**Your task:**
Spot each line that carries the word "screenshot"; copy those lines.

** Start Provided information **

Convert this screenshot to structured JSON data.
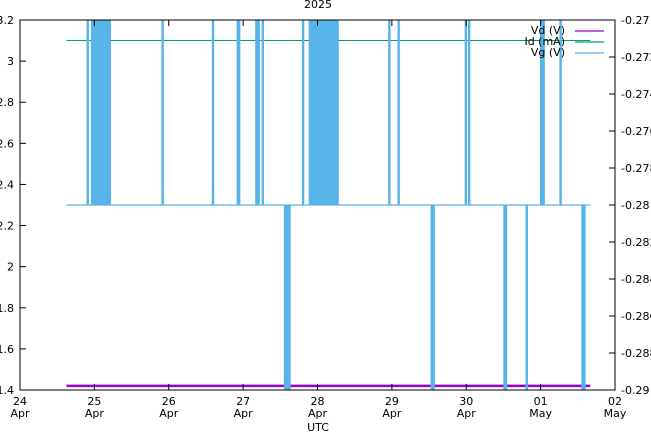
{
  "chart_data": {
    "type": "line",
    "title": "2025",
    "xlabel": "UTC",
    "ylabel": "",
    "y2label": "",
    "x_range": [
      "2025-04-24T00:00",
      "2025-05-02T00:00"
    ],
    "x_ticks": [
      {
        "t": "2025-04-24T00:00",
        "line1": "24",
        "line2": "Apr"
      },
      {
        "t": "2025-04-25T00:00",
        "line1": "25",
        "line2": "Apr"
      },
      {
        "t": "2025-04-26T00:00",
        "line1": "26",
        "line2": "Apr"
      },
      {
        "t": "2025-04-27T00:00",
        "line1": "27",
        "line2": "Apr"
      },
      {
        "t": "2025-04-28T00:00",
        "line1": "28",
        "line2": "Apr"
      },
      {
        "t": "2025-04-29T00:00",
        "line1": "29",
        "line2": "Apr"
      },
      {
        "t": "2025-04-30T00:00",
        "line1": "30",
        "line2": "Apr"
      },
      {
        "t": "2025-05-01T00:00",
        "line1": "01",
        "line2": "May"
      },
      {
        "t": "2025-05-02T00:00",
        "line1": "02",
        "line2": "May"
      }
    ],
    "ylim": [
      1.4,
      3.2
    ],
    "y_ticks": [
      "1.4",
      "1.6",
      "1.8",
      "2",
      "2.2",
      "2.4",
      "2.6",
      "2.8",
      "3",
      "3.2"
    ],
    "y2lim": [
      -0.29,
      -0.27
    ],
    "y2_ticks": [
      "-0.29",
      "-0.288",
      "-0.286",
      "-0.284",
      "-0.282",
      "-0.28",
      "-0.278",
      "-0.276",
      "-0.274",
      "-0.272",
      "-0.27"
    ],
    "legend_position": "top-right",
    "grid": false,
    "series": [
      {
        "name": "Vd (V)",
        "axis": "left",
        "color": "#9400d3",
        "value": 1.42,
        "x_start": "2025-04-24T15:00",
        "x_end": "2025-05-01T16:00"
      },
      {
        "name": "Id (mA)",
        "axis": "left",
        "color": "#009e73",
        "value": 3.1,
        "x_start": "2025-04-24T15:00",
        "x_end": "2025-05-01T16:00"
      },
      {
        "name": "Vg (V)",
        "axis": "right",
        "color": "#56b4e9",
        "baseline": -0.28,
        "high": -0.27,
        "low": -0.29,
        "x_start": "2025-04-24T15:00",
        "x_end": "2025-05-01T16:00",
        "high_bursts": [
          [
            "2025-04-24T21:40",
            "2025-04-24T21:50"
          ],
          [
            "2025-04-24T23:05",
            "2025-04-25T05:10"
          ],
          [
            "2025-04-25T21:50",
            "2025-04-25T22:10"
          ],
          [
            "2025-04-26T14:05",
            "2025-04-26T14:15"
          ],
          [
            "2025-04-26T22:05",
            "2025-04-26T22:55"
          ],
          [
            "2025-04-27T04:05",
            "2025-04-27T04:15"
          ],
          [
            "2025-04-27T04:50",
            "2025-04-27T05:05"
          ],
          [
            "2025-04-27T06:10",
            "2025-04-27T06:25"
          ],
          [
            "2025-04-27T19:10",
            "2025-04-27T19:20"
          ],
          [
            "2025-04-27T21:20",
            "2025-04-28T06:40"
          ],
          [
            "2025-04-28T23:00",
            "2025-04-28T23:10"
          ],
          [
            "2025-04-29T02:00",
            "2025-04-29T02:10"
          ],
          [
            "2025-04-29T23:40",
            "2025-04-29T23:50"
          ],
          [
            "2025-04-30T00:45",
            "2025-04-30T01:00"
          ],
          [
            "2025-05-01T00:00",
            "2025-05-01T01:10"
          ],
          [
            "2025-05-01T06:15",
            "2025-05-01T06:25"
          ]
        ],
        "low_bursts": [
          [
            "2025-04-27T13:20",
            "2025-04-27T15:10"
          ],
          [
            "2025-04-29T12:40",
            "2025-04-29T13:40"
          ],
          [
            "2025-04-30T12:10",
            "2025-04-30T13:00"
          ],
          [
            "2025-04-30T19:20",
            "2025-04-30T19:35"
          ],
          [
            "2025-05-01T13:20",
            "2025-05-01T14:20"
          ]
        ]
      }
    ]
  }
}
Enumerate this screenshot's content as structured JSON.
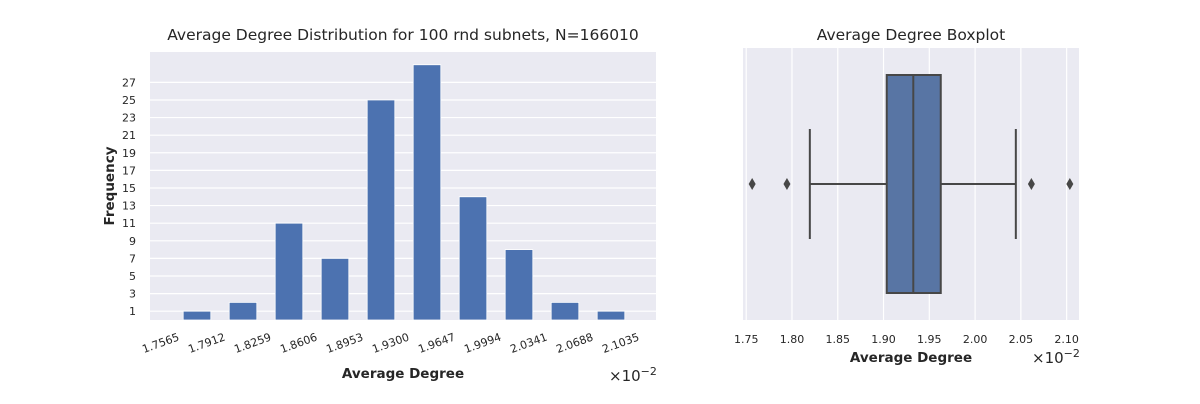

** End Provided information **

**Exercise output:**
Convert this screenshot to structured JSON data.
Enumerate this screenshot's content as structured JSON.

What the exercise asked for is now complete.